▶ [DESCRIPTION OF THE TASK]: Give a verbatim quotation of every record.

>>>

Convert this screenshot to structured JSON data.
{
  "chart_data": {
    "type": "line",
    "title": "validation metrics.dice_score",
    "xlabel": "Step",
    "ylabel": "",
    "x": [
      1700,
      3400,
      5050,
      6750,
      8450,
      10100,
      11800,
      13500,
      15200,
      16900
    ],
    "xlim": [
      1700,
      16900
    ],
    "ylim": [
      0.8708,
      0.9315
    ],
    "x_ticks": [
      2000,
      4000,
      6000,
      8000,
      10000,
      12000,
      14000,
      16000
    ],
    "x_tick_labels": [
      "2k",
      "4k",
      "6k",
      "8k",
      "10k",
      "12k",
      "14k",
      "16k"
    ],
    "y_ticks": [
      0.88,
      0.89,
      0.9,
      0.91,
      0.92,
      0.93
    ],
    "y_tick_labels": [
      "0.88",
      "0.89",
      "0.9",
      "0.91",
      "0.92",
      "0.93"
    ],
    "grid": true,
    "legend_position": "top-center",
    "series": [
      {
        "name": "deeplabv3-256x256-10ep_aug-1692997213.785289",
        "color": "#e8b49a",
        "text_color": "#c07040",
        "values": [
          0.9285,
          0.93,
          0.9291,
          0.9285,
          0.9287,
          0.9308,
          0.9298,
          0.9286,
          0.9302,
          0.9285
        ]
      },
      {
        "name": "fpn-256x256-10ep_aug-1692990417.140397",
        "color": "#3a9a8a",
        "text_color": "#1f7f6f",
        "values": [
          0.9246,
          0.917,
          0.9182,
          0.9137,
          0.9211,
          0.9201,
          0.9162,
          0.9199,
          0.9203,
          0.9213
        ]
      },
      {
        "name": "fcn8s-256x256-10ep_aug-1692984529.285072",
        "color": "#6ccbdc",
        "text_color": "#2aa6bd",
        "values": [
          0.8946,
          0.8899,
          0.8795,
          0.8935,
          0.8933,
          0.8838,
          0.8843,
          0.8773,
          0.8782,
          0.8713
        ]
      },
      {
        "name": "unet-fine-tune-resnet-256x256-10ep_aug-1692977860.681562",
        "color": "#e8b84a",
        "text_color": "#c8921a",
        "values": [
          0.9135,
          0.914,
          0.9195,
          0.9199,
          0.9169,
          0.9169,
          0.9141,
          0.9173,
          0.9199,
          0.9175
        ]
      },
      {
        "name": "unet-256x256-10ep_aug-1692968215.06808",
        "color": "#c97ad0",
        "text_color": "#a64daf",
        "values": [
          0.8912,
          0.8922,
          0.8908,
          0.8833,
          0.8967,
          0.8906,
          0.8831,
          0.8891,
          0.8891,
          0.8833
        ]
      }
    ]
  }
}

<<<

▶ [FULL RESPONSE]:
Convert this screenshot to structured JSON data.
{
  "chart_data": {
    "type": "line",
    "title": "validation metrics.dice_score",
    "xlabel": "Step",
    "ylabel": "",
    "x": [
      1700,
      3400,
      5050,
      6750,
      8450,
      10100,
      11800,
      13500,
      15200,
      16900
    ],
    "xlim": [
      1700,
      16900
    ],
    "ylim": [
      0.8708,
      0.9315
    ],
    "x_ticks": [
      2000,
      4000,
      6000,
      8000,
      10000,
      12000,
      14000,
      16000
    ],
    "x_tick_labels": [
      "2k",
      "4k",
      "6k",
      "8k",
      "10k",
      "12k",
      "14k",
      "16k"
    ],
    "y_ticks": [
      0.88,
      0.89,
      0.9,
      0.91,
      0.92,
      0.93
    ],
    "y_tick_labels": [
      "0.88",
      "0.89",
      "0.9",
      "0.91",
      "0.92",
      "0.93"
    ],
    "grid": true,
    "legend_position": "top-center",
    "series": [
      {
        "name": "deeplabv3-256x256-10ep_aug-1692997213.785289",
        "color": "#e8b49a",
        "text_color": "#c07040",
        "values": [
          0.9285,
          0.93,
          0.9291,
          0.9285,
          0.9287,
          0.9308,
          0.9298,
          0.9286,
          0.9302,
          0.9285
        ]
      },
      {
        "name": "fpn-256x256-10ep_aug-1692990417.140397",
        "color": "#3a9a8a",
        "text_color": "#1f7f6f",
        "values": [
          0.9246,
          0.917,
          0.9182,
          0.9137,
          0.9211,
          0.9201,
          0.9162,
          0.9199,
          0.9203,
          0.9213
        ]
      },
      {
        "name": "fcn8s-256x256-10ep_aug-1692984529.285072",
        "color": "#6ccbdc",
        "text_color": "#2aa6bd",
        "values": [
          0.8946,
          0.8899,
          0.8795,
          0.8935,
          0.8933,
          0.8838,
          0.8843,
          0.8773,
          0.8782,
          0.8713
        ]
      },
      {
        "name": "unet-fine-tune-resnet-256x256-10ep_aug-1692977860.681562",
        "color": "#e8b84a",
        "text_color": "#c8921a",
        "values": [
          0.9135,
          0.914,
          0.9195,
          0.9199,
          0.9169,
          0.9169,
          0.9141,
          0.9173,
          0.9199,
          0.9175
        ]
      },
      {
        "name": "unet-256x256-10ep_aug-1692968215.06808",
        "color": "#c97ad0",
        "text_color": "#a64daf",
        "values": [
          0.8912,
          0.8922,
          0.8908,
          0.8833,
          0.8967,
          0.8906,
          0.8831,
          0.8891,
          0.8891,
          0.8833
        ]
      }
    ]
  }
}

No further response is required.